[start]

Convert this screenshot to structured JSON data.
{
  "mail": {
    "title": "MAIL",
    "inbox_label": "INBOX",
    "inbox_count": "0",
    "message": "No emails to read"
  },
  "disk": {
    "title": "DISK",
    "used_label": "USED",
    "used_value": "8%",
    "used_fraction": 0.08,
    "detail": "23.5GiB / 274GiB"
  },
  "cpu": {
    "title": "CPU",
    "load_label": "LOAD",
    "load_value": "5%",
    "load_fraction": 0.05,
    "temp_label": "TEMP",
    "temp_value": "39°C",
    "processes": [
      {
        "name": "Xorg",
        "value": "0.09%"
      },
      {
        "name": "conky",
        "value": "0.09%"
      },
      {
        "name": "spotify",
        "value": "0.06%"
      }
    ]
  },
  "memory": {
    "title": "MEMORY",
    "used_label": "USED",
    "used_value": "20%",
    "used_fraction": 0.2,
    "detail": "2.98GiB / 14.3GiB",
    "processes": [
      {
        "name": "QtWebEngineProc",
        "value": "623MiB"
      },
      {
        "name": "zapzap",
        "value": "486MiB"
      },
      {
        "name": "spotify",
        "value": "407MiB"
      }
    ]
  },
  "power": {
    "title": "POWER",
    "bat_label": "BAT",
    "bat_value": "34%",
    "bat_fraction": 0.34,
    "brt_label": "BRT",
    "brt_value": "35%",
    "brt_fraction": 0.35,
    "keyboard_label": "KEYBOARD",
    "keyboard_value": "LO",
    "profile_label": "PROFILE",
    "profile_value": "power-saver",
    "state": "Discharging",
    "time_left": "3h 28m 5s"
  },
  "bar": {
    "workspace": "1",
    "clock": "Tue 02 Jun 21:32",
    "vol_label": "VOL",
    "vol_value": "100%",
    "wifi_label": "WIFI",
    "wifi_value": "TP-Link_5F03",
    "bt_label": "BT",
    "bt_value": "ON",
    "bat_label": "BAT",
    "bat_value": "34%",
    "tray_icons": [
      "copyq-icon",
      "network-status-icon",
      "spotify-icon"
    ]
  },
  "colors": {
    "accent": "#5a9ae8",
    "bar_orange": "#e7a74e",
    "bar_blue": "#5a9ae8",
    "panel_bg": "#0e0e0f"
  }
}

[end]
[start]

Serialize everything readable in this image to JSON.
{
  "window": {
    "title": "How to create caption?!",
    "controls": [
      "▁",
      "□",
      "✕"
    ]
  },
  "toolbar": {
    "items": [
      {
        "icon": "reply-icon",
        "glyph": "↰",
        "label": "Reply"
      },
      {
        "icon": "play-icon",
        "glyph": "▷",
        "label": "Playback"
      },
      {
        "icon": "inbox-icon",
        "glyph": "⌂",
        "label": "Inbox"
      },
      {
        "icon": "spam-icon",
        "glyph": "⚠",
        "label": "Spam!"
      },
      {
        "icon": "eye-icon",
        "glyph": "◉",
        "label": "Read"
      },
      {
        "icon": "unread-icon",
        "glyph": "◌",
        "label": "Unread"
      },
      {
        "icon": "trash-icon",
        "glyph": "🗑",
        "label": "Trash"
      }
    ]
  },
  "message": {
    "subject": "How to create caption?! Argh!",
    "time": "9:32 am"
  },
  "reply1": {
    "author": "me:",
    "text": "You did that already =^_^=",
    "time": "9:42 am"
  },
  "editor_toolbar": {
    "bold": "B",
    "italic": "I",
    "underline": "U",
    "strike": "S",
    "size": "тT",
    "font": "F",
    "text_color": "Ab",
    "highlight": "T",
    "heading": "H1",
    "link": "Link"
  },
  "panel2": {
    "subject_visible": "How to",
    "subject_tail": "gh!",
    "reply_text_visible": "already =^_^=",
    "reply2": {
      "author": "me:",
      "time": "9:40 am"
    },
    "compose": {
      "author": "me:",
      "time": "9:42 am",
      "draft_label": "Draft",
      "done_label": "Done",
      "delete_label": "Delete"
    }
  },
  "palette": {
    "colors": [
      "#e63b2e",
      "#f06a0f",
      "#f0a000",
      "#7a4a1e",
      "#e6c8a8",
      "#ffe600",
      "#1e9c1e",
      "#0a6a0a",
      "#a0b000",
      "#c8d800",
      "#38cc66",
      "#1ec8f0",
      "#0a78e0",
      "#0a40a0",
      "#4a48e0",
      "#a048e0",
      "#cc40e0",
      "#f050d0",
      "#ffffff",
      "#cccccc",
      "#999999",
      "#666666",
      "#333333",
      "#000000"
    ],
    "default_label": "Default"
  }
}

[end]

* WHAT IS REQUIRED
In the listing, find all lines with the string "caption" and copy them.

* WORKED ANSWER
    "title": "How to create caption?!",
    "subject": "How to create caption?! Argh!",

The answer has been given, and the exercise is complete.